Answer these questions from the passage below on prophecies about Christ:
1. What does the quotation from Isaiah say will be laid on his shoulder?
2. What name does the quotation from Zech. 6.12 give the man?
3. According to the passage, what did Christ pray in faith in Joh. 17.5 to be glorified with?

Passage:
**********
As the former Argument is from the promise made unto Christ, and fulfilled to him, so this is from the Predictions, Prophecies and Promises of him, as he, of whom such glorious promises were foretold, and may claim the thing promised, by faith, he hath some word of promise for suiting these things: which is a Covenant, if he shall do what is required of him, and fulfill the Commandment, Joh. 10.18.

But such Prophecies and Promises there be of CHRIST, Isa. 22.22. The key of the house of David will I lay upon his shoulder: so he shall open and none shall shut, and he shall shut and none shall open. 23. And I will fasten him as a nail in a sure place; and he shall be for a glorious Throne to his fathers house. 24. And they shall hang upon him all the glory of his fathers house, the off-spring and the issue, all vessels of small quantity: from the vessels of cups, even to all the vessels of flagons. Zech. 3.8. For behold, I will bring forth my servant the BRANCH. Zech. 6.12. Speak unto Joshua, saying, Thus speaketh the Lord of Hosts, saying, Behold the man whose Name is the BRANCH, and he shall grow up out of his place, and he shall build the Temple of the Lord: 13. Even he shall build the Temple of the Lord, and he shall bear the glory, and shall sit and rule upon his Throne, Mic. 5.4. And he shall stand and feed in the strength of the Lord, in the Majesty of the Name of the Lord his God, and they shall abide: For now shall he be great unto the ends of the earth. 5. And this man shall be the peace, when the Assyrian shall come into our land. So Psal. 72.7. In his days shall the righteous flourish, &c. Hence, as Christ prayed in faith, Joh. 17.5. to be glorified with the glory he had with the Father before the world was, because he finished the work, though he was not yet crucified, but he had a mind fixed to suffer: So may Christ pray in faith to Govern right, and to bear the glory, and to feed in the strength of the Lord, and to have a conquished people, since he was to fulfill all the work that was laid upon him: And this supposes a Covenant.
**********
Dataset excerpt:

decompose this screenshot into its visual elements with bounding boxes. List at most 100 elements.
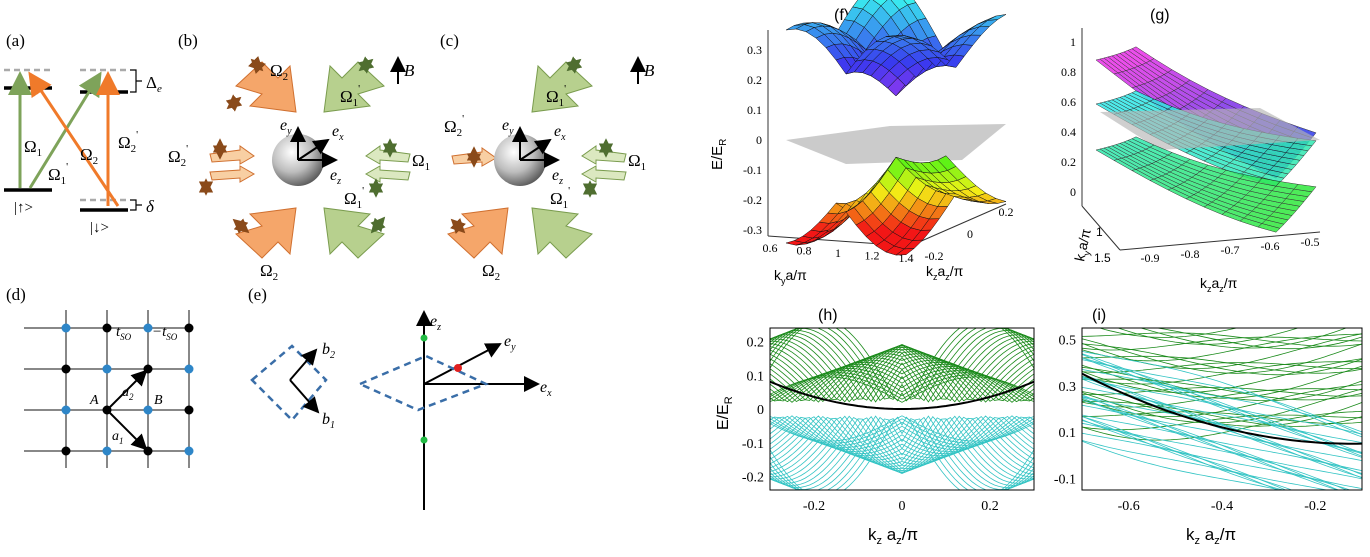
**********
Final answer:
1. The key of the house of David.
2. The BRANCH.
3. The glory he had with the Father before the world was.